- Task instructions
All records are to be retyped faithfully and completely.

— START Data for processing —

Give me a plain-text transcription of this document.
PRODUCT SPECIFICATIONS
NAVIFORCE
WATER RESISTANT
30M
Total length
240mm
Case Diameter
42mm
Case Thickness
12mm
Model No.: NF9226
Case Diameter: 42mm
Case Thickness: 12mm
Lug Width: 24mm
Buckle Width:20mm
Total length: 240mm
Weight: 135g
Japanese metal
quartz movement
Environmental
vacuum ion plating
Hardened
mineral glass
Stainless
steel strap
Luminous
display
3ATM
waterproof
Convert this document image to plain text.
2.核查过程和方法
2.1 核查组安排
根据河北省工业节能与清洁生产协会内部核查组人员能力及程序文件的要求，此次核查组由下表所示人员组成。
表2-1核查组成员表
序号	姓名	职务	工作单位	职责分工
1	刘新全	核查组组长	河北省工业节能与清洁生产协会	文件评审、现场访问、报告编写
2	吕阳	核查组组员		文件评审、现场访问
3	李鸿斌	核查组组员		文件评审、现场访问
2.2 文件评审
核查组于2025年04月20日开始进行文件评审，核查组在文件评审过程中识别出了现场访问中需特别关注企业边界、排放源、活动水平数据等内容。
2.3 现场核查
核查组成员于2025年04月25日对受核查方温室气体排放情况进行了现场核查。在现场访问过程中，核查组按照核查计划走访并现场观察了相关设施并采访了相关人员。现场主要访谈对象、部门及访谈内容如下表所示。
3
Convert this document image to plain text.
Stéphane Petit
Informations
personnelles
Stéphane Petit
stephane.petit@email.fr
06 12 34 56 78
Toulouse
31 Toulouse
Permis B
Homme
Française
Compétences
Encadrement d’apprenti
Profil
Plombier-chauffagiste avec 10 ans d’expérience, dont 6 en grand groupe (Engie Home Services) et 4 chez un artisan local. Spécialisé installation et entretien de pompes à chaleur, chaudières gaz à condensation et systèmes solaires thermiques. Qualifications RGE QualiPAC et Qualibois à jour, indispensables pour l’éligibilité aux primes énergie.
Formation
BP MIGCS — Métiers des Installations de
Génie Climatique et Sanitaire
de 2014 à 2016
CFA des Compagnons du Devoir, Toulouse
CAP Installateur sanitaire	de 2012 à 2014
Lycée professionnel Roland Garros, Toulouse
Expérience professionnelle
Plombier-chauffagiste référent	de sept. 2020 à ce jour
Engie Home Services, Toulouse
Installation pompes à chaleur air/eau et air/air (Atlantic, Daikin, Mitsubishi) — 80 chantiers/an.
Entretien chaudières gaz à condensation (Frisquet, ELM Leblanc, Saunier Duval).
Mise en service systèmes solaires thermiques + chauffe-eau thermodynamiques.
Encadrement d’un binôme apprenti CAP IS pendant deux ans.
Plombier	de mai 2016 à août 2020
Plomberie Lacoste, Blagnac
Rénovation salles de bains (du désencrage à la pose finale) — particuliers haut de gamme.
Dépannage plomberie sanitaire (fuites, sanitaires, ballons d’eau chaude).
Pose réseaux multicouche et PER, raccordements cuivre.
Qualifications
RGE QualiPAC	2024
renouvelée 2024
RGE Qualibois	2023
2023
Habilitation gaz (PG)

— END Data for processing —

- Response to the exercise
Give me a plain-text transcription of this document.
PRODUCT SPECIFICATIONS
NAVIFORCE
WATER RESISTANT
30M
Total length
240mm
Case Diameter
42mm
Case Thickness
12mm
Model No.: NF9226
Case Diameter: 42mm
Case Thickness: 12mm
Lug Width: 24mm
Buckle Width:20mm
Total length: 240mm
Weight: 135g
Japanese metal
quartz movement
Environmental
vacuum ion plating
Hardened
mineral glass
Stainless
steel strap
Luminous
display
3ATM
waterproof
Convert this document image to plain text.
2.核查过程和方法
2.1 核查组安排
根据河北省工业节能与清洁生产协会内部核查组人员能力及程序文件的要求，此次核查组由下表所示人员组成。
表2-1核查组成员表
序号	姓名	职务	工作单位	职责分工
1	刘新全	核查组组长	河北省工业节能与清洁生产协会	文件评审、现场访问、报告编写
2	吕阳	核查组组员		文件评审、现场访问
3	李鸿斌	核查组组员		文件评审、现场访问
2.2 文件评审
核查组于2025年04月20日开始进行文件评审，核查组在文件评审过程中识别出了现场访问中需特别关注企业边界、排放源、活动水平数据等内容。
2.3 现场核查
核查组成员于2025年04月25日对受核查方温室气体排放情况进行了现场核查。在现场访问过程中，核查组按照核查计划走访并现场观察了相关设施并采访了相关人员。现场主要访谈对象、部门及访谈内容如下表所示。
3
Convert this document image to plain text.
Stéphane Petit
Informations
personnelles
Stéphane Petit
stephane.petit@email.fr
06 12 34 56 78
Toulouse
31 Toulouse
Permis B
Homme
Française
Compétences
Encadrement d’apprenti
Profil
Plombier-chauffagiste avec 10 ans d’expérience, dont 6 en grand groupe (Engie Home Services) et 4 chez un artisan local. Spécialisé installation et entretien de pompes à chaleur, chaudières gaz à condensation et systèmes solaires thermiques. Qualifications RGE QualiPAC et Qualibois à jour, indispensables pour l’éligibilité aux primes énergie.
Formation
BP MIGCS — Métiers des Installations de
Génie Climatique et Sanitaire
de 2014 à 2016
CFA des Compagnons du Devoir, Toulouse
CAP Installateur sanitaire	de 2012 à 2014
Lycée professionnel Roland Garros, Toulouse
Expérience professionnelle
Plombier-chauffagiste référent	de sept. 2020 à ce jour
Engie Home Services, Toulouse
Installation pompes à chaleur air/eau et air/air (Atlantic, Daikin, Mitsubishi) — 80 chantiers/an.
Entretien chaudières gaz à condensation (Frisquet, ELM Leblanc, Saunier Duval).
Mise en service systèmes solaires thermiques + chauffe-eau thermodynamiques.
Encadrement d’un binôme apprenti CAP IS pendant deux ans.
Plombier	de mai 2016 à août 2020
Plomberie Lacoste, Blagnac
Rénovation salles de bains (du désencrage à la pose finale) — particuliers haut de gamme.
Dépannage plomberie sanitaire (fuites, sanitaires, ballons d’eau chaude).
Pose réseaux multicouche et PER, raccordements cuivre.
Qualifications
RGE QualiPAC	2024
renouvelée 2024
RGE Qualibois	2023
2023
Habilitation gaz (PG)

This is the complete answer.